• What is asked: Starting at the line that contains "Output a JSON", print every remaining line of the entries, unchanged, and output nothing more.

• Records for the exercise:
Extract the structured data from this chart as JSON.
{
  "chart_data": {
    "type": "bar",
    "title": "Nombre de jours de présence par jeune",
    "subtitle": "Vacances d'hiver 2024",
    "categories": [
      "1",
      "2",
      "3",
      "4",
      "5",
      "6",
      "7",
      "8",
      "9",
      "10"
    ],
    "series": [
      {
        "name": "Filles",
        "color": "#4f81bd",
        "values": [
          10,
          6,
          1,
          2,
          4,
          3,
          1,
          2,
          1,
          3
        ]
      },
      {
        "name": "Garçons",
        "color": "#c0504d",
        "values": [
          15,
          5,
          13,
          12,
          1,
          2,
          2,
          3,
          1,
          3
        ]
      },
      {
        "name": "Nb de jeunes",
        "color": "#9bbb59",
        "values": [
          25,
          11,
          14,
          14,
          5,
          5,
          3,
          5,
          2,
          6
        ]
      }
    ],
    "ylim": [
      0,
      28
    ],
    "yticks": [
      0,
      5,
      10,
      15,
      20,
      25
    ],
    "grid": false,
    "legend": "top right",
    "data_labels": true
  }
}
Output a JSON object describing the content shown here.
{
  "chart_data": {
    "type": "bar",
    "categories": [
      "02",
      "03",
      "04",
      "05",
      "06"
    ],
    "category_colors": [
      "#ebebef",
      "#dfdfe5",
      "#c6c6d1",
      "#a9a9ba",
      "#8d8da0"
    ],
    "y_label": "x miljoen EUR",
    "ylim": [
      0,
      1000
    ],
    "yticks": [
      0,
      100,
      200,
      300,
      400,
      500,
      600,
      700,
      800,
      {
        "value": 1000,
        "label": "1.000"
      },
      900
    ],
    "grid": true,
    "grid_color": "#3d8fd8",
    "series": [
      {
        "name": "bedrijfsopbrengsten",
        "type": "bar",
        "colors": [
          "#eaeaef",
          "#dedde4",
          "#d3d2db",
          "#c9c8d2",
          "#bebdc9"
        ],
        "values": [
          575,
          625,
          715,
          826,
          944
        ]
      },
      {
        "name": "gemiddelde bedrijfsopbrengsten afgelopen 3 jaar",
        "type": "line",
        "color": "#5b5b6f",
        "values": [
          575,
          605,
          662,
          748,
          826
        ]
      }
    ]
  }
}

• Solution:
Output a JSON object describing the content shown here.
{
  "chart_data": {
    "type": "bar",
    "categories": [
      "02",
      "03",
      "04",
      "05",
      "06"
    ],
    "category_colors": [
      "#ebebef",
      "#dfdfe5",
      "#c6c6d1",
      "#a9a9ba",
      "#8d8da0"
    ],
    "y_label": "x miljoen EUR",
    "ylim": [
      0,
      1000
    ],
    "yticks": [
      0,
      100,
      200,
      300,
      400,
      500,
      600,
      700,
      800,
      {
        "value": 1000,
        "label": "1.000"
      },
      900
    ],
    "grid": true,
    "grid_color": "#3d8fd8",
    "series": [
      {
        "name": "bedrijfsopbrengsten",
        "type": "bar",
        "colors": [
          "#eaeaef",
          "#dedde4",
          "#d3d2db",
          "#c9c8d2",
          "#bebdc9"
        ],
        "values": [
          575,
          625,
          715,
          826,
          944
        ]
      },
      {
        "name": "gemiddelde bedrijfsopbrengsten afgelopen 3 jaar",
        "type": "line",
        "color": "#5b5b6f",
        "values": [
          575,
          605,
          662,
          748,
          826
        ]
      }
    ]
  }
}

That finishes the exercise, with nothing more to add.